▸ **Exercises to complete**:
**a)** According to the article about the 110 Grill approval in Southington, why were Planning and Zoning Commission members pleased with the plans?
**b)** Resume the article about the 110 Grill approval in Southington, picking up after its last sentence.

▸ **Passage provided**:
>>>>>

SOUTHINGTON — Town planners this week approved construction of a 110 Grill, a New England restaurant chain expanding in Connecticut.
The Planning and Zoning Commission unanimously approved plans for the 6,000 square-foot restaurant in front of the HomeGoods plaza off Executive Boulevard South, just west of West Street and north of Interstate 84. Commission members said they were pleased to see a restaurant opening despite the pandemic.
“Gotta love you,” said Peter Santago, a commission member to company representatives before Tuesday’s vote. “I’m hoping that if this gets approved you’re very successful.”Modern American cuisine, allergy friendly
Kim Wallace, operations director with 110 Grill, said the restaurant chain offers modern American cuisine such as steaks, seafood and pasta dishes. The company also offers gluten-free meals and was named one of the top 10 allergy-friendly restaurants in the country by AllergyEats this summer.
Late last month, the company opened its first Connecticut location in Canton in The Shops at Farmington Valley. There are 30 locations in Rhode Island, Massachusetts, New Hampshire and New York as well.
The restaurant will have seating for more than 200.Expansion for Target plaza
Frederic Leopold, the New York-based owner of Northstar Properties, has been developing the land near the West Street exit off Interstate 84 for more than a decade. His companies own the HomeGoods plaza on West Street as well as the Lowe’s plaza behind the Target.
After establishing major retailers, the development company was looking for good tenants for land close to West Street, according to Kenneth Knowles, a professional engineer representing Leopold.

<<<<<

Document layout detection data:

>>>>>

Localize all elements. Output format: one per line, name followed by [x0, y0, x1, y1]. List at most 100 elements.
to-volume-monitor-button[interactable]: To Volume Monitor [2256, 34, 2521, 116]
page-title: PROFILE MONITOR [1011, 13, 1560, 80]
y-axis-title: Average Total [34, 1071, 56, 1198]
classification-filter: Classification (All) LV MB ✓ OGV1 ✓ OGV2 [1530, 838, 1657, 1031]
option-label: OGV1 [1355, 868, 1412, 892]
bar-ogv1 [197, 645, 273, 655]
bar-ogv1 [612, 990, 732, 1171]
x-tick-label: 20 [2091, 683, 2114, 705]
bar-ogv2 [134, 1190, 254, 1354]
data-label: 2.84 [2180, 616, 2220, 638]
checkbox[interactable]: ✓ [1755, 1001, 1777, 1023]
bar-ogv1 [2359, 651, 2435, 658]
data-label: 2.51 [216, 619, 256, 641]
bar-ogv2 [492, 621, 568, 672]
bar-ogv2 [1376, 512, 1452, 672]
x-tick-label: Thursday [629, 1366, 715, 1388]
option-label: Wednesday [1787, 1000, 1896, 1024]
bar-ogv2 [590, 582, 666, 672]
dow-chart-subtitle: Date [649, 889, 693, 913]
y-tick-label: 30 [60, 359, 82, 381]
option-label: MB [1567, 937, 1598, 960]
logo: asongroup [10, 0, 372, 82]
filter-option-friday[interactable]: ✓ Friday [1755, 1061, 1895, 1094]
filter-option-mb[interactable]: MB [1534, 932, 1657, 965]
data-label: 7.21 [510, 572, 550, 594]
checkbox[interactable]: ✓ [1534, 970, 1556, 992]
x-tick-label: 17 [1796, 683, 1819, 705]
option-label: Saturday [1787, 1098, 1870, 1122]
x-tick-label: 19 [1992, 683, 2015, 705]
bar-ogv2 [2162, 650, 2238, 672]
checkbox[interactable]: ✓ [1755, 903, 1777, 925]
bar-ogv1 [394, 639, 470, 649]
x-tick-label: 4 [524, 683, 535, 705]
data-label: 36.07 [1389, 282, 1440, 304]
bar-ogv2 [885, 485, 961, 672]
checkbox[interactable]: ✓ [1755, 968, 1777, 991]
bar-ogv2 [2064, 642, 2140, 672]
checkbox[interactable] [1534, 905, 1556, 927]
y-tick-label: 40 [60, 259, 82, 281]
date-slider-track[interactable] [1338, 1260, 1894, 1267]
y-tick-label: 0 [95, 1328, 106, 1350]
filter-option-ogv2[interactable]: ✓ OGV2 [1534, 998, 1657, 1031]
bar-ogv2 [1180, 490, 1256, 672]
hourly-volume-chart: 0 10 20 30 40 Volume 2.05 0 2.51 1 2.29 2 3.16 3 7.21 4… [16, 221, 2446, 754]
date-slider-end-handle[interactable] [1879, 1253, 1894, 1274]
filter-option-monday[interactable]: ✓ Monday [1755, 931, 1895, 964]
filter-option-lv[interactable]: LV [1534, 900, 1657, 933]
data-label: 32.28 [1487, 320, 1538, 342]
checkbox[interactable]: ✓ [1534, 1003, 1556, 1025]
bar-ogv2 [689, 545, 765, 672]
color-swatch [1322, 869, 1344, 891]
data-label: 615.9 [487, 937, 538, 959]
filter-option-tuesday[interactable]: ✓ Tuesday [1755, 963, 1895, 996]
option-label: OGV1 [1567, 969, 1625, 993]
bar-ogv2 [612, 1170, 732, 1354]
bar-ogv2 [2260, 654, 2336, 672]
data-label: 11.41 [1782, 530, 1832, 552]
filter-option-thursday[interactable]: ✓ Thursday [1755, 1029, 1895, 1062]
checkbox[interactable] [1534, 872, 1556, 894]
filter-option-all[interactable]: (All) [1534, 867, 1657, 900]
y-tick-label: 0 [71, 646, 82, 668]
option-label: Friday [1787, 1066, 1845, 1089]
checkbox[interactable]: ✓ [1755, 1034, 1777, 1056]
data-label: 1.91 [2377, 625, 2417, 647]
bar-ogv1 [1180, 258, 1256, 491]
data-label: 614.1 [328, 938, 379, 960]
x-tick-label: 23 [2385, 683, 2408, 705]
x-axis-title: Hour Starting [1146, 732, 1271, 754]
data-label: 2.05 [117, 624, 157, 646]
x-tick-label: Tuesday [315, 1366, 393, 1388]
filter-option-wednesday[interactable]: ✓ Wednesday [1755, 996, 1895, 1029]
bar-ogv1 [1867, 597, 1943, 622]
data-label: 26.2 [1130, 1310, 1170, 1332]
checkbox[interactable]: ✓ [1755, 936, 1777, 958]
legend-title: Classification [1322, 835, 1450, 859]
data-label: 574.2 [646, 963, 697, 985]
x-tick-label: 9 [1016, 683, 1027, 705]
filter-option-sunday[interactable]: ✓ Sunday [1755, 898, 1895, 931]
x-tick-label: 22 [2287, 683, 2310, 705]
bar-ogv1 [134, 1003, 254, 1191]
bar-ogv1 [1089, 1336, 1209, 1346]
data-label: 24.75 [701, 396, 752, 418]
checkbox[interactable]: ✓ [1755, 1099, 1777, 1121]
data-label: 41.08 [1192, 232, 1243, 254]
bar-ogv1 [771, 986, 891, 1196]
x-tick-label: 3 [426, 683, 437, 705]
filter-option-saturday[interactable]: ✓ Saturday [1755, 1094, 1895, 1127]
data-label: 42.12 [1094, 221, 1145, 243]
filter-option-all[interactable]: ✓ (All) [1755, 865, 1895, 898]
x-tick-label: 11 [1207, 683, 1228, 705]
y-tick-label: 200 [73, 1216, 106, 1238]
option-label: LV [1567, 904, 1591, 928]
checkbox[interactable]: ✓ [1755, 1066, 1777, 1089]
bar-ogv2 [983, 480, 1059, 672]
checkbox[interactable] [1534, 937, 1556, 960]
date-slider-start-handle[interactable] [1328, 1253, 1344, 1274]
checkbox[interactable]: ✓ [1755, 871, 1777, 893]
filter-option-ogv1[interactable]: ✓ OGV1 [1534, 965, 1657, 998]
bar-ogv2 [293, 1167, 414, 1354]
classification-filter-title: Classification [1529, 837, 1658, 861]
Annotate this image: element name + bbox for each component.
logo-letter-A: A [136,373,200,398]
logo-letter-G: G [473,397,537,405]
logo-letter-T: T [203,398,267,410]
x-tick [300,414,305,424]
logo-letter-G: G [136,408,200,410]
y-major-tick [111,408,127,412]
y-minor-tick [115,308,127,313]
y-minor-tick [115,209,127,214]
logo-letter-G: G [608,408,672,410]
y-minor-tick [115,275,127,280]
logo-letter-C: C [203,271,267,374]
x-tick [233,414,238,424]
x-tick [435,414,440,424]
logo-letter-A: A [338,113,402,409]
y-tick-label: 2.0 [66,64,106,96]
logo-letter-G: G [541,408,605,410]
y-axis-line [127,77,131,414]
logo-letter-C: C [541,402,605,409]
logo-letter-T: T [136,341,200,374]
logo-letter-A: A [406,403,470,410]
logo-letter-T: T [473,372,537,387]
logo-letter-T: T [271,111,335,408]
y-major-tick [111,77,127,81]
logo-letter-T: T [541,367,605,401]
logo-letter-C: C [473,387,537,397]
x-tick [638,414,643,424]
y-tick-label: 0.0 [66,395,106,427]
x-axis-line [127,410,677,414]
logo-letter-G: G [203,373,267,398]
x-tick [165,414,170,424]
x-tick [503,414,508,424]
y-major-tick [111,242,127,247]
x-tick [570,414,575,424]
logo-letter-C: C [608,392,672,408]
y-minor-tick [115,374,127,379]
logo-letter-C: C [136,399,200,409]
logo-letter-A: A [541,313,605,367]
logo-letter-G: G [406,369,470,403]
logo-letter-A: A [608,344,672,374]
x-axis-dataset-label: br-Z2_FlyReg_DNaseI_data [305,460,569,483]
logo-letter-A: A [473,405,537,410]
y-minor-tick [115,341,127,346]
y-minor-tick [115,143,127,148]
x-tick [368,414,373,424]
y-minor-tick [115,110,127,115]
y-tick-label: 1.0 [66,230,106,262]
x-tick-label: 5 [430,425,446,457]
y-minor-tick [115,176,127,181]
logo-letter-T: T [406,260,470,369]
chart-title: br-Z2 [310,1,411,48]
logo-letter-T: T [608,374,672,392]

<<<<<

▸ **Outputs in order**:
**a)** They were pleased to see a restaurant opening despite the pandemic.

**b)**
Chips Family Restaurant built a location just north of the planned 110 Grill location in 2018. Between that restaurant and the grill is a gas station owned by another developer.
Knowles said plans for the property approved in 2009 included a conceptual building where the grill will be, although those plans were successfully modified Tuesday to accommodate the restaurant. He said Leopold “had been looking for a really good, high quality operator for that parcel.”
The restaurant’s application prompted discussion of the traffic flow in the Executive Boulevard area, with some commission members concerned about merging lanes and curves.
Assistant town engineer Jim Grappone said the police department had made some improvements through sign and pavement markings.
“They feel what’s out there works,” Grappone said. “It’s not the best scenario, accidents are minimal, not zero.”
Commission member said concerns over Executive Boulevard traffic didn’t have any bearing on the 110 Grill application.